##### LISTED ENTRIES #####

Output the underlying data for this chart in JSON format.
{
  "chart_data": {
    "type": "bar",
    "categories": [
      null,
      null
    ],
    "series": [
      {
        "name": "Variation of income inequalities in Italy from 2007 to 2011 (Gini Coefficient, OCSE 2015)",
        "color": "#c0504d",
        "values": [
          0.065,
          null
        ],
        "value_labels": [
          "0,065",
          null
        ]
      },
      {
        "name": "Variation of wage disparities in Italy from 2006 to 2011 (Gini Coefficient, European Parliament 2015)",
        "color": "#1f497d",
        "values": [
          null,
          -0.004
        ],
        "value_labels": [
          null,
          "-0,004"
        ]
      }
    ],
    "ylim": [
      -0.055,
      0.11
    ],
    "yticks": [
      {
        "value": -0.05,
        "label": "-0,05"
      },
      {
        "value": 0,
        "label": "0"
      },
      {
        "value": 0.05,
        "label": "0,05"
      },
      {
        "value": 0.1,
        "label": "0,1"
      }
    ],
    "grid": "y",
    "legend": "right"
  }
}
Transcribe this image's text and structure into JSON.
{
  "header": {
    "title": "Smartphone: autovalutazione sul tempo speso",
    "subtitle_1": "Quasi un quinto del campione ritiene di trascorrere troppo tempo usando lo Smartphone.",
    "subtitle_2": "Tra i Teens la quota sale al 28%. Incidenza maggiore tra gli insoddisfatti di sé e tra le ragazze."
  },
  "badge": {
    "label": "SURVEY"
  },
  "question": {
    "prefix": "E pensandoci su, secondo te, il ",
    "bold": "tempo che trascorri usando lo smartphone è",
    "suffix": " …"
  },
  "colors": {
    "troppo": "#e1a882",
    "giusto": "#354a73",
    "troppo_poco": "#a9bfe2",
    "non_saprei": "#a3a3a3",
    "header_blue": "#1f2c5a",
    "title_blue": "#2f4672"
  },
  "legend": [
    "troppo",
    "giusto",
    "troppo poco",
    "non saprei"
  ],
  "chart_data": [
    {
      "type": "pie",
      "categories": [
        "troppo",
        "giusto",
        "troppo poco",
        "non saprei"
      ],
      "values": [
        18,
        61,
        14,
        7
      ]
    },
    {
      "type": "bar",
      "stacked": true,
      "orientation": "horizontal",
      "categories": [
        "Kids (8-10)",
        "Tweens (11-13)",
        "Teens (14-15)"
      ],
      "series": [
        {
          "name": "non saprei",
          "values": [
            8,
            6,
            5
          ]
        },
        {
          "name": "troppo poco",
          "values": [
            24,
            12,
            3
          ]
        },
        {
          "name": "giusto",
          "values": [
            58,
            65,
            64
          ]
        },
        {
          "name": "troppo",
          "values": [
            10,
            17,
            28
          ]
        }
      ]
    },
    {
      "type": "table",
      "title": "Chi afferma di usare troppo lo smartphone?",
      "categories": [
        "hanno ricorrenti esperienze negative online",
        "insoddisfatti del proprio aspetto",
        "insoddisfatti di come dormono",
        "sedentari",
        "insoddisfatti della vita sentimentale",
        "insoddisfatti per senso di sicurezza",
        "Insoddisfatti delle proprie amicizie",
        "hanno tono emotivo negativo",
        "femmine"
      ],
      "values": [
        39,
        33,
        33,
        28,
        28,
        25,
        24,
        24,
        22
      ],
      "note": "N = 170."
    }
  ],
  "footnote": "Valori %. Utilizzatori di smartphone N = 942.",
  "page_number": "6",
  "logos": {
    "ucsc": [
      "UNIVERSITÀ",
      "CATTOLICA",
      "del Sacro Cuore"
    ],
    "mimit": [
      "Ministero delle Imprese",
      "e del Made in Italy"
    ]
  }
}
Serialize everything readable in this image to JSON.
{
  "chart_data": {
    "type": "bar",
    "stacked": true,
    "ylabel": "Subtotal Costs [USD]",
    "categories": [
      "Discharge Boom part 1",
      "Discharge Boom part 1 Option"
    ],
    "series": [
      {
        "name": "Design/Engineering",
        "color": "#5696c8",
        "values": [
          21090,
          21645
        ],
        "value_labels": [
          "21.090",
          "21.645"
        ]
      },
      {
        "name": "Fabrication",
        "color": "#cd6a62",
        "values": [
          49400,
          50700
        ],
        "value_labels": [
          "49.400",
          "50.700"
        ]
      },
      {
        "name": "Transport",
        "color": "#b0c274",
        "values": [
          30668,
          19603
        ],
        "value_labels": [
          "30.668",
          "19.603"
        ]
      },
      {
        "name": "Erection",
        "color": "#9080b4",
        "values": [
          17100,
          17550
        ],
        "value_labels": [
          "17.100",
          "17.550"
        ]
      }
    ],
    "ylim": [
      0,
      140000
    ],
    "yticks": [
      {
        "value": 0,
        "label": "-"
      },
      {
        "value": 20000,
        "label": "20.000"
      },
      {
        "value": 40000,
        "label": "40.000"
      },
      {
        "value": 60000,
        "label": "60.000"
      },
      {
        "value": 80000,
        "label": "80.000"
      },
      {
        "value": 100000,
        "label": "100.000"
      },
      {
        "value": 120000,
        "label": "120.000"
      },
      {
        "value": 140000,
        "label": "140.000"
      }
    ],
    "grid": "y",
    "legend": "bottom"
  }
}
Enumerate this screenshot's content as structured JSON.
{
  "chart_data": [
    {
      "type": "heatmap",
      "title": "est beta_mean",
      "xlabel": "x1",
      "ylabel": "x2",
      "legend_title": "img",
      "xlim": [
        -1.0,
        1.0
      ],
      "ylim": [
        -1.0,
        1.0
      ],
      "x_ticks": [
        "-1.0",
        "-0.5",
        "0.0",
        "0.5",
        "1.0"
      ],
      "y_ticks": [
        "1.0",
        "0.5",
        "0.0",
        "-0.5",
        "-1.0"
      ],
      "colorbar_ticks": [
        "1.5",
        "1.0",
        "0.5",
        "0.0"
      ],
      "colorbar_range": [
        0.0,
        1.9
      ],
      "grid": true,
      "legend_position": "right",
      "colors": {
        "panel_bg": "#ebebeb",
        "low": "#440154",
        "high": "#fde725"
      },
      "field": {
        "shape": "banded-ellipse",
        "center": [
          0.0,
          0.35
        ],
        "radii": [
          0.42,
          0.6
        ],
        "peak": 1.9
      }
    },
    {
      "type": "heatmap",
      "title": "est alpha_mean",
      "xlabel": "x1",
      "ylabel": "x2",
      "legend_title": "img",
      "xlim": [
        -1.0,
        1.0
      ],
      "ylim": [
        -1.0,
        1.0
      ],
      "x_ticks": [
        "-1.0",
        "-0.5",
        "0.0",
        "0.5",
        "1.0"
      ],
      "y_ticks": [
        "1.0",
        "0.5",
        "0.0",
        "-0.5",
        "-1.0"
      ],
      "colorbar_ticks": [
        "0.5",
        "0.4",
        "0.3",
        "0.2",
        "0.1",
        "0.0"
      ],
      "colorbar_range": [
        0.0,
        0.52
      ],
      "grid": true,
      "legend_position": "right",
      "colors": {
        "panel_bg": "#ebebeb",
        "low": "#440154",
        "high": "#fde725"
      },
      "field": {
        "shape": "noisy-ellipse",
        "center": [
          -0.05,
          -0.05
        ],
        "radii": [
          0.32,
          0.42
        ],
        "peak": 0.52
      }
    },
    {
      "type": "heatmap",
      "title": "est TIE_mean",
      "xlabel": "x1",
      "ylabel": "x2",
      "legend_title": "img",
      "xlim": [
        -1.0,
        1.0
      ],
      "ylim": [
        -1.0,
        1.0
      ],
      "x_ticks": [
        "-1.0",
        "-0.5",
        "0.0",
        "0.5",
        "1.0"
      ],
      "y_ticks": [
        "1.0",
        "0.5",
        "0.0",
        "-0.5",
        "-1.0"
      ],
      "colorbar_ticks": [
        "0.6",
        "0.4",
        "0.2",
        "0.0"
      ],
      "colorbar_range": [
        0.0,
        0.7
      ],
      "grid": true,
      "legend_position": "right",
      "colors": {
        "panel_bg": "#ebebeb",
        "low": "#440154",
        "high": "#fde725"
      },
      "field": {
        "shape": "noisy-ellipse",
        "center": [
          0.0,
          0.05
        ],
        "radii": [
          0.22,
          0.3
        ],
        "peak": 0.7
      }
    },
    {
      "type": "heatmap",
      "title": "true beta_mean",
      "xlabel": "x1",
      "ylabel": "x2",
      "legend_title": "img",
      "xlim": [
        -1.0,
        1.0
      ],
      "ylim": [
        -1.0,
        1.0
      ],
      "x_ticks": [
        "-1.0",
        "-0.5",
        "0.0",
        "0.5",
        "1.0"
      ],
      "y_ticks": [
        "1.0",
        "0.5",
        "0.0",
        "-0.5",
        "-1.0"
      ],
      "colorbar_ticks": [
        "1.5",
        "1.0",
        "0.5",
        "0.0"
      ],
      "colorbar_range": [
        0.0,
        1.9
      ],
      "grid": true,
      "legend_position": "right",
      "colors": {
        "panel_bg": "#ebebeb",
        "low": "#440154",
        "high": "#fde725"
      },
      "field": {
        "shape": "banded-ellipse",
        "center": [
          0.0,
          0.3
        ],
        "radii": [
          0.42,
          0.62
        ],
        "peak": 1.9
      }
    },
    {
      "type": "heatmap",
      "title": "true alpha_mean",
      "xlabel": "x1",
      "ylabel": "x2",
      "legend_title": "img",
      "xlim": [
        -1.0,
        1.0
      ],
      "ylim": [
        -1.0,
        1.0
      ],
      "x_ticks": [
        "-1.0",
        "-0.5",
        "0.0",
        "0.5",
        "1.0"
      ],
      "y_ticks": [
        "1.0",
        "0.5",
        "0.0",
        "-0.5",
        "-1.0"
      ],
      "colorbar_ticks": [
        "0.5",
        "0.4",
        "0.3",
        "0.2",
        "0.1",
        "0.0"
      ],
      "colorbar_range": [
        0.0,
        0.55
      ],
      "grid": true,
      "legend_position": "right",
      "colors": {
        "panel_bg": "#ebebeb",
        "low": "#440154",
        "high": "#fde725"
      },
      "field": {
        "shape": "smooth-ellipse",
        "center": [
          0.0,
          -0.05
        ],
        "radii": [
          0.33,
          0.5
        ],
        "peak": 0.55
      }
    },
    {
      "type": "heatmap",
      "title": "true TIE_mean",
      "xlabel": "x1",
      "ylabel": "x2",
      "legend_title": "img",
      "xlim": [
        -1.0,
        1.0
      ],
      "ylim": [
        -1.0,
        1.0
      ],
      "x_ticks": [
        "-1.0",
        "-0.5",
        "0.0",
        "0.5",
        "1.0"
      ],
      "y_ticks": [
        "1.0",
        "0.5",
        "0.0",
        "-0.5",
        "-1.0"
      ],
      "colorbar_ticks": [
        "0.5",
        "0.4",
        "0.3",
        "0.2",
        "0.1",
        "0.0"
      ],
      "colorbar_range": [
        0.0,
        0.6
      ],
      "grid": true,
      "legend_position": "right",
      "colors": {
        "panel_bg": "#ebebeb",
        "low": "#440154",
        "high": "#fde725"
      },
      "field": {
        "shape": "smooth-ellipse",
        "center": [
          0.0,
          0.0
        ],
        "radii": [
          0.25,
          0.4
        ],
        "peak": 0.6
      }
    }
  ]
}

#####

Return each line with "Boom".

- ANSWER BELOW -
      "Discharge Boom part 1",
      "Discharge Boom part 1 Option"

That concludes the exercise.